*Required task*.
Copy the data from its beginning through the line containing "hover-timestamp[interactable]: 5:34 PM", inclusive, substituting "bounding box" for "bbox" and keeping everything else the same.

Data from a collection
— start —

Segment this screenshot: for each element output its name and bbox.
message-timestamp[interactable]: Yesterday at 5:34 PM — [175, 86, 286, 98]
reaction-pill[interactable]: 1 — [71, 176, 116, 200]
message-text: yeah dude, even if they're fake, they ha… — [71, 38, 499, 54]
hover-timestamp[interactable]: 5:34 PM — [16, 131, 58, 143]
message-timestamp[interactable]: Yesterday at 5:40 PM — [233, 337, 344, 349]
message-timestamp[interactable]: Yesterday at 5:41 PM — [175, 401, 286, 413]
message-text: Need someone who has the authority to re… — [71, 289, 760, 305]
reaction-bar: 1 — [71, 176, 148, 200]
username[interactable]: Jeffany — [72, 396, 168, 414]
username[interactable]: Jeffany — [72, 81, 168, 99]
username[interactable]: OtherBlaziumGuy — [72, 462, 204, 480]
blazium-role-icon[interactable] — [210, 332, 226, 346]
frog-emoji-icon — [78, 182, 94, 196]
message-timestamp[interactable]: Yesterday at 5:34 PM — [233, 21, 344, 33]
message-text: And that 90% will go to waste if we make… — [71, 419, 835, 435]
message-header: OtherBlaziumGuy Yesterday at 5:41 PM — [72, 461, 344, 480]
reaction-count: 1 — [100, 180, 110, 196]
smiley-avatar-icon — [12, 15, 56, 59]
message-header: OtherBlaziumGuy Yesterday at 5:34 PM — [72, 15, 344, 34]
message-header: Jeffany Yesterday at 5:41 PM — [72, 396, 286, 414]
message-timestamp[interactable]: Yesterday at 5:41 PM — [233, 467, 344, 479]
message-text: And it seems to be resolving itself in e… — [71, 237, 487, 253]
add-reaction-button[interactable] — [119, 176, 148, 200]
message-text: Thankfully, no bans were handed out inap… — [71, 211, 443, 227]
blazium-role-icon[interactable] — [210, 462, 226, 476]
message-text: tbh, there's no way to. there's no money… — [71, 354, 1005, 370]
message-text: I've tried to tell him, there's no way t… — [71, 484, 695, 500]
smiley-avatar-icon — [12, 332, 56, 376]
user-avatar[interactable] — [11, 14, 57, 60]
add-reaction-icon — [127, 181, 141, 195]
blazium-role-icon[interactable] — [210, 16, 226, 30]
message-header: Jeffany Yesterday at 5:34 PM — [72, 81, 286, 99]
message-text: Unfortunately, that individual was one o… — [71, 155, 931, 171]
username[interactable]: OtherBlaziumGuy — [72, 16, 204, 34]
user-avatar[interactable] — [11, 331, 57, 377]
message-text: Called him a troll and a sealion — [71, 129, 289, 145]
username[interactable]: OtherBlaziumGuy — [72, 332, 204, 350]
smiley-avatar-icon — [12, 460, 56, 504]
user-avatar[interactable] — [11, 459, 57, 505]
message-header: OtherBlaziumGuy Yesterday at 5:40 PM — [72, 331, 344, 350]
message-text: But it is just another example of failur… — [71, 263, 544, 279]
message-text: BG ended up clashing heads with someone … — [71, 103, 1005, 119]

— end —

*Correct output*.
Segment this screenshot: for each element output its name and bounding box.
message-timestamp[interactable]: Yesterday at 5:34 PM — [175, 86, 286, 98]
reaction-pill[interactable]: 1 — [71, 176, 116, 200]
message-text: yeah dude, even if they're fake, they ha… — [71, 38, 499, 54]
hover-timestamp[interactable]: 5:34 PM — [16, 131, 58, 143]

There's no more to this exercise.